**Directions for this task:** Images do not belong in the copy. Retype all the entries below exactly.

**Figure data in JSON:**
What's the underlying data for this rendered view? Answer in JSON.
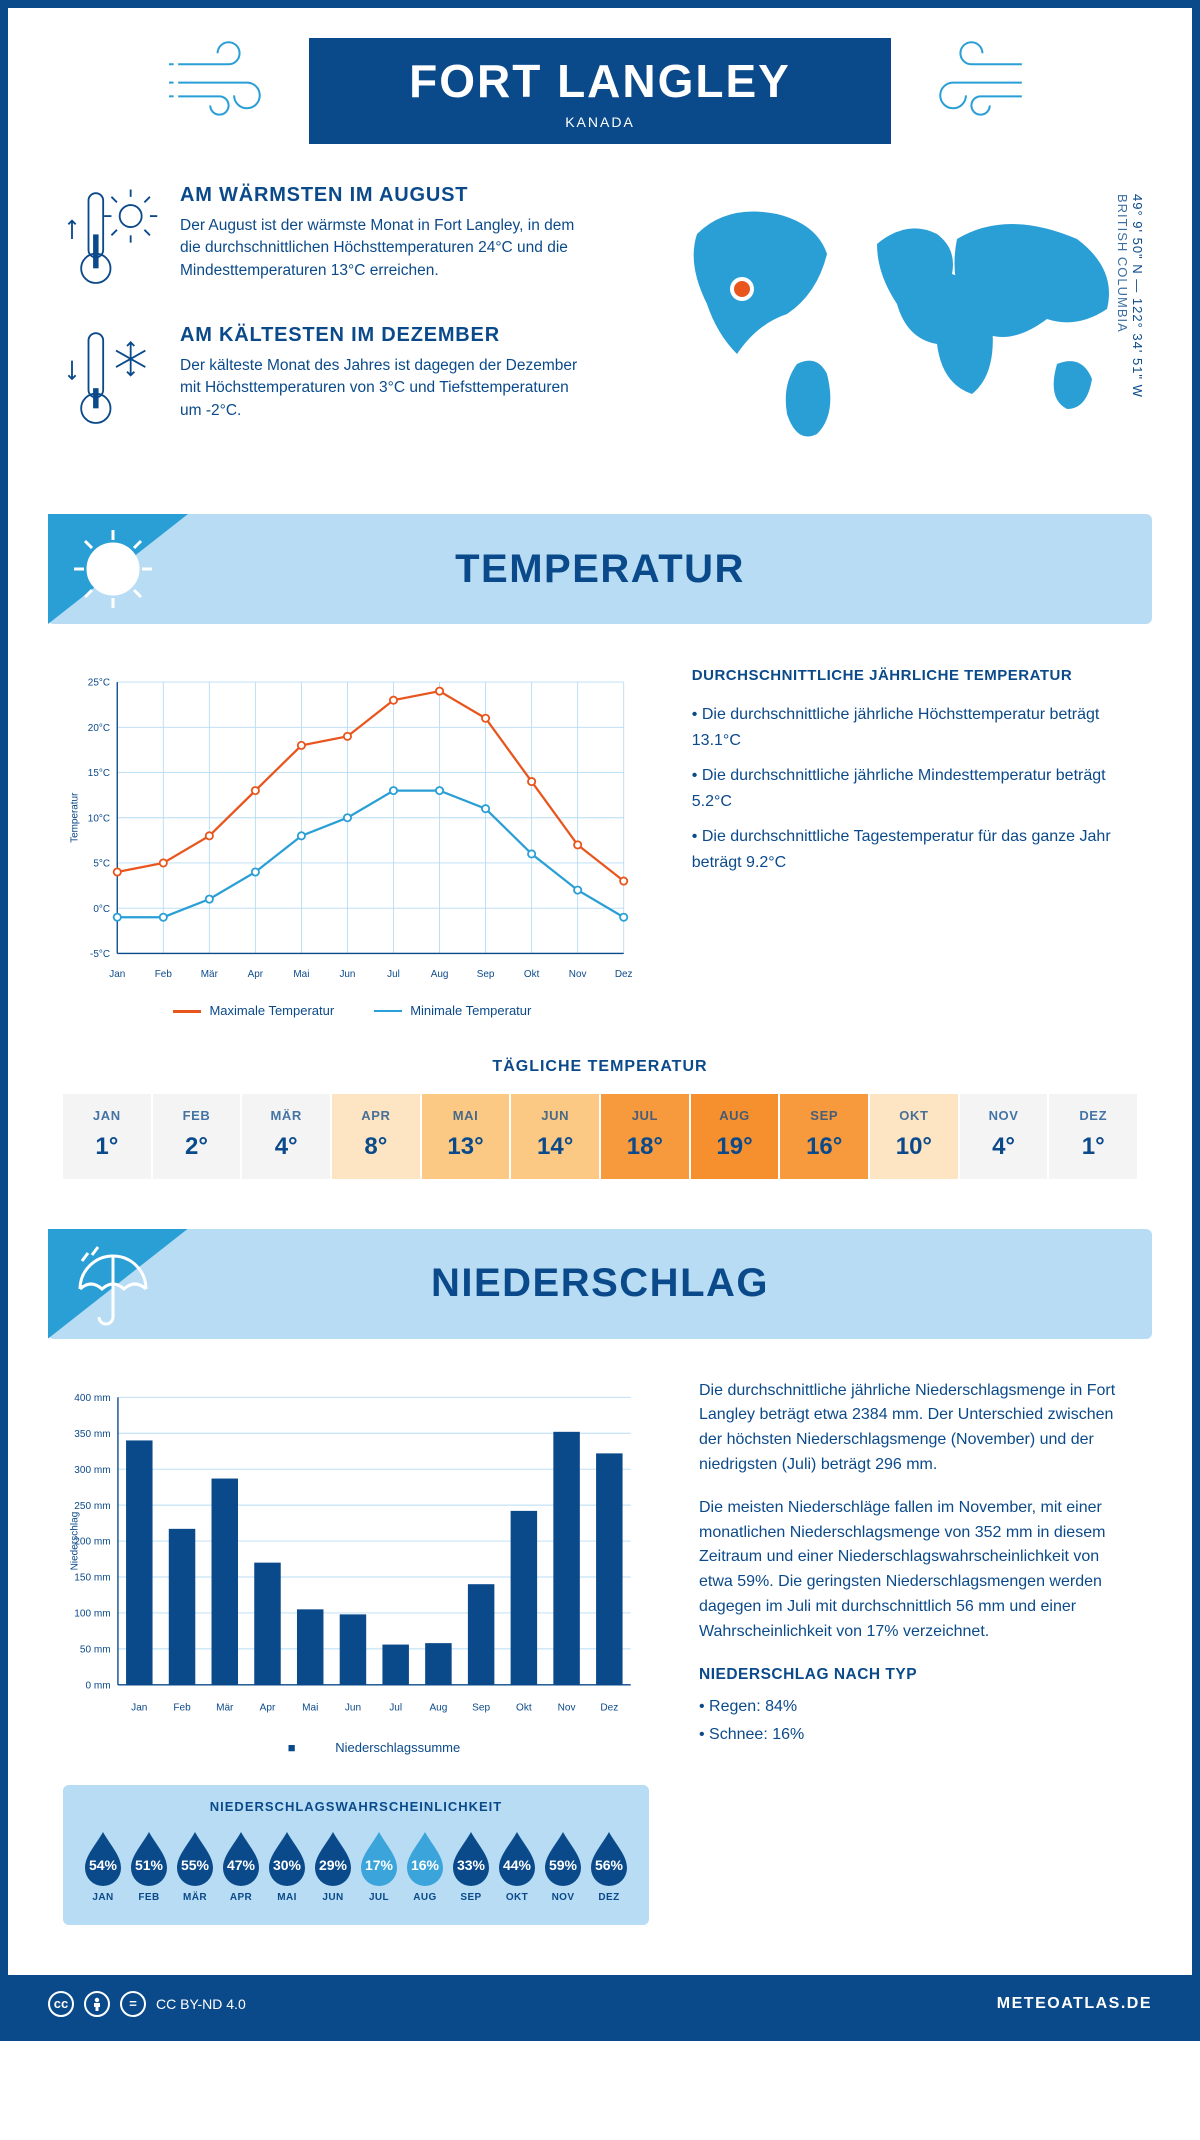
{
  "header": {
    "title": "FORT LANGLEY",
    "country": "KANADA"
  },
  "coords": {
    "lat": "49° 9' 50\" N",
    "lon": "122° 34' 51\" W",
    "sep": " — ",
    "region": "BRITISH COLUMBIA"
  },
  "facts": {
    "warm": {
      "title": "AM WÄRMSTEN IM AUGUST",
      "body": "Der August ist der wärmste Monat in Fort Langley, in dem die durchschnittlichen Höchsttemperaturen 24°C und die Mindesttemperaturen 13°C erreichen."
    },
    "cold": {
      "title": "AM KÄLTESTEN IM DEZEMBER",
      "body": "Der kälteste Monat des Jahres ist dagegen der Dezember mit Höchsttemperaturen von 3°C und Tiefsttemperaturen um -2°C."
    }
  },
  "sections": {
    "temperature": "TEMPERATUR",
    "precipitation": "NIEDERSCHLAG"
  },
  "temp_chart": {
    "type": "line",
    "months": [
      "Jan",
      "Feb",
      "Mär",
      "Apr",
      "Mai",
      "Jun",
      "Jul",
      "Aug",
      "Sep",
      "Okt",
      "Nov",
      "Dez"
    ],
    "max_values": [
      4,
      5,
      8,
      13,
      18,
      19,
      23,
      24,
      21,
      14,
      7,
      3
    ],
    "min_values": [
      -1,
      -1,
      1,
      4,
      8,
      10,
      13,
      13,
      11,
      6,
      2,
      -1
    ],
    "max_color": "#e8551d",
    "min_color": "#2a9fd6",
    "ylim": [
      -5,
      25
    ],
    "ytick_step": 5,
    "ylabel": "Temperatur",
    "grid_color": "#b7dcf4",
    "axis_color": "#0b4a8a",
    "legend_max": "Maximale Temperatur",
    "legend_min": "Minimale Temperatur",
    "label_fontsize": 11
  },
  "temp_side": {
    "heading": "DURCHSCHNITTLICHE JÄHRLICHE TEMPERATUR",
    "b1": "• Die durchschnittliche jährliche Höchsttemperatur beträgt 13.1°C",
    "b2": "• Die durchschnittliche jährliche Mindesttemperatur beträgt 5.2°C",
    "b3": "• Die durchschnittliche Tagestemperatur für das ganze Jahr beträgt 9.2°C"
  },
  "daily": {
    "title": "TÄGLICHE TEMPERATUR",
    "months": [
      "JAN",
      "FEB",
      "MÄR",
      "APR",
      "MAI",
      "JUN",
      "JUL",
      "AUG",
      "SEP",
      "OKT",
      "NOV",
      "DEZ"
    ],
    "values": [
      "1°",
      "2°",
      "4°",
      "8°",
      "13°",
      "14°",
      "18°",
      "19°",
      "16°",
      "10°",
      "4°",
      "1°"
    ],
    "colors": [
      "#f4f4f4",
      "#f4f4f4",
      "#f4f4f4",
      "#fde4c3",
      "#fcc984",
      "#fcc984",
      "#f79a3e",
      "#f6902f",
      "#f79a3e",
      "#fde4c3",
      "#f4f4f4",
      "#f4f4f4"
    ]
  },
  "precip_chart": {
    "type": "bar",
    "months": [
      "Jan",
      "Feb",
      "Mär",
      "Apr",
      "Mai",
      "Jun",
      "Jul",
      "Aug",
      "Sep",
      "Okt",
      "Nov",
      "Dez"
    ],
    "values": [
      340,
      217,
      287,
      170,
      105,
      98,
      56,
      58,
      140,
      242,
      352,
      322
    ],
    "ylim": [
      0,
      400
    ],
    "ytick_step": 50,
    "ylabel": "Niederschlag",
    "bar_color": "#0b4a8a",
    "grid_color": "#b7dcf4",
    "axis_color": "#0b4a8a",
    "legend": "Niederschlagssumme",
    "label_fontsize": 11
  },
  "precip_text": {
    "p1": "Die durchschnittliche jährliche Niederschlagsmenge in Fort Langley beträgt etwa 2384 mm. Der Unterschied zwischen der höchsten Niederschlagsmenge (November) und der niedrigsten (Juli) beträgt 296 mm.",
    "p2": "Die meisten Niederschläge fallen im November, mit einer monatlichen Niederschlagsmenge von 352 mm in diesem Zeitraum und einer Niederschlagswahrscheinlichkeit von etwa 59%. Die geringsten Niederschlagsmengen werden dagegen im Juli mit durchschnittlich 56 mm und einer Wahrscheinlichkeit von 17% verzeichnet.",
    "type_heading": "NIEDERSCHLAG NACH TYP",
    "type1": "• Regen: 84%",
    "type2": "• Schnee: 16%"
  },
  "precip_prob": {
    "title": "NIEDERSCHLAGSWAHRSCHEINLICHKEIT",
    "months": [
      "JAN",
      "FEB",
      "MÄR",
      "APR",
      "MAI",
      "JUN",
      "JUL",
      "AUG",
      "SEP",
      "OKT",
      "NOV",
      "DEZ"
    ],
    "values": [
      "54%",
      "51%",
      "55%",
      "47%",
      "30%",
      "29%",
      "17%",
      "16%",
      "33%",
      "44%",
      "59%",
      "56%"
    ],
    "colors": [
      "#0b4a8a",
      "#0b4a8a",
      "#0b4a8a",
      "#0b4a8a",
      "#0b4a8a",
      "#0b4a8a",
      "#3ba5db",
      "#3ba5db",
      "#0b4a8a",
      "#0b4a8a",
      "#0b4a8a",
      "#0b4a8a"
    ]
  },
  "footer": {
    "license": "CC BY-ND 4.0",
    "site": "METEOATLAS.DE"
  },
  "map": {
    "land_color": "#2a9fd6",
    "marker_color": "#e8551d",
    "marker_ring": "#ffffff"
  }
}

**Result:**
What's the underlying data for this rendered view? Answer in JSON.
{
  "header": {
    "title": "FORT LANGLEY",
    "country": "KANADA"
  },
  "coords": {
    "lat": "49° 9' 50\" N",
    "lon": "122° 34' 51\" W",
    "sep": " — ",
    "region": "BRITISH COLUMBIA"
  },
  "facts": {
    "warm": {
      "title": "AM WÄRMSTEN IM AUGUST",
      "body": "Der August ist der wärmste Monat in Fort Langley, in dem die durchschnittlichen Höchsttemperaturen 24°C und die Mindesttemperaturen 13°C erreichen."
    },
    "cold": {
      "title": "AM KÄLTESTEN IM DEZEMBER",
      "body": "Der kälteste Monat des Jahres ist dagegen der Dezember mit Höchsttemperaturen von 3°C und Tiefsttemperaturen um -2°C."
    }
  },
  "sections": {
    "temperature": "TEMPERATUR",
    "precipitation": "NIEDERSCHLAG"
  },
  "temp_chart": {
    "type": "line",
    "months": [
      "Jan",
      "Feb",
      "Mär",
      "Apr",
      "Mai",
      "Jun",
      "Jul",
      "Aug",
      "Sep",
      "Okt",
      "Nov",
      "Dez"
    ],
    "max_values": [
      4,
      5,
      8,
      13,
      18,
      19,
      23,
      24,
      21,
      14,
      7,
      3
    ],
    "min_values": [
      -1,
      -1,
      1,
      4,
      8,
      10,
      13,
      13,
      11,
      6,
      2,
      -1
    ],
    "max_color": "#e8551d",
    "min_color": "#2a9fd6",
    "ylim": [
      -5,
      25
    ],
    "ytick_step": 5,
    "ylabel": "Temperatur",
    "grid_color": "#b7dcf4",
    "axis_color": "#0b4a8a",
    "legend_max": "Maximale Temperatur",
    "legend_min": "Minimale Temperatur",
    "label_fontsize": 11
  },
  "temp_side": {
    "heading": "DURCHSCHNITTLICHE JÄHRLICHE TEMPERATUR",
    "b1": "• Die durchschnittliche jährliche Höchsttemperatur beträgt 13.1°C",
    "b2": "• Die durchschnittliche jährliche Mindesttemperatur beträgt 5.2°C",
    "b3": "• Die durchschnittliche Tagestemperatur für das ganze Jahr beträgt 9.2°C"
  },
  "daily": {
    "title": "TÄGLICHE TEMPERATUR",
    "months": [
      "JAN",
      "FEB",
      "MÄR",
      "APR",
      "MAI",
      "JUN",
      "JUL",
      "AUG",
      "SEP",
      "OKT",
      "NOV",
      "DEZ"
    ],
    "values": [
      "1°",
      "2°",
      "4°",
      "8°",
      "13°",
      "14°",
      "18°",
      "19°",
      "16°",
      "10°",
      "4°",
      "1°"
    ],
    "colors": [
      "#f4f4f4",
      "#f4f4f4",
      "#f4f4f4",
      "#fde4c3",
      "#fcc984",
      "#fcc984",
      "#f79a3e",
      "#f6902f",
      "#f79a3e",
      "#fde4c3",
      "#f4f4f4",
      "#f4f4f4"
    ]
  },
  "precip_chart": {
    "type": "bar",
    "months": [
      "Jan",
      "Feb",
      "Mär",
      "Apr",
      "Mai",
      "Jun",
      "Jul",
      "Aug",
      "Sep",
      "Okt",
      "Nov",
      "Dez"
    ],
    "values": [
      340,
      217,
      287,
      170,
      105,
      98,
      56,
      58,
      140,
      242,
      352,
      322
    ],
    "ylim": [
      0,
      400
    ],
    "ytick_step": 50,
    "ylabel": "Niederschlag",
    "bar_color": "#0b4a8a",
    "grid_color": "#b7dcf4",
    "axis_color": "#0b4a8a",
    "legend": "Niederschlagssumme",
    "label_fontsize": 11
  },
  "precip_text": {
    "p1": "Die durchschnittliche jährliche Niederschlagsmenge in Fort Langley beträgt etwa 2384 mm. Der Unterschied zwischen der höchsten Niederschlagsmenge (November) und der niedrigsten (Juli) beträgt 296 mm.",
    "p2": "Die meisten Niederschläge fallen im November, mit einer monatlichen Niederschlagsmenge von 352 mm in diesem Zeitraum und einer Niederschlagswahrscheinlichkeit von etwa 59%. Die geringsten Niederschlagsmengen werden dagegen im Juli mit durchschnittlich 56 mm und einer Wahrscheinlichkeit von 17% verzeichnet.",
    "type_heading": "NIEDERSCHLAG NACH TYP",
    "type1": "• Regen: 84%",
    "type2": "• Schnee: 16%"
  },
  "precip_prob": {
    "title": "NIEDERSCHLAGSWAHRSCHEINLICHKEIT",
    "months": [
      "JAN",
      "FEB",
      "MÄR",
      "APR",
      "MAI",
      "JUN",
      "JUL",
      "AUG",
      "SEP",
      "OKT",
      "NOV",
      "DEZ"
    ],
    "values": [
      "54%",
      "51%",
      "55%",
      "47%",
      "30%",
      "29%",
      "17%",
      "16%",
      "33%",
      "44%",
      "59%",
      "56%"
    ],
    "colors": [
      "#0b4a8a",
      "#0b4a8a",
      "#0b4a8a",
      "#0b4a8a",
      "#0b4a8a",
      "#0b4a8a",
      "#3ba5db",
      "#3ba5db",
      "#0b4a8a",
      "#0b4a8a",
      "#0b4a8a",
      "#0b4a8a"
    ]
  },
  "footer": {
    "license": "CC BY-ND 4.0",
    "site": "METEOATLAS.DE"
  },
  "map": {
    "land_color": "#2a9fd6",
    "marker_color": "#e8551d",
    "marker_ring": "#ffffff"
  }
}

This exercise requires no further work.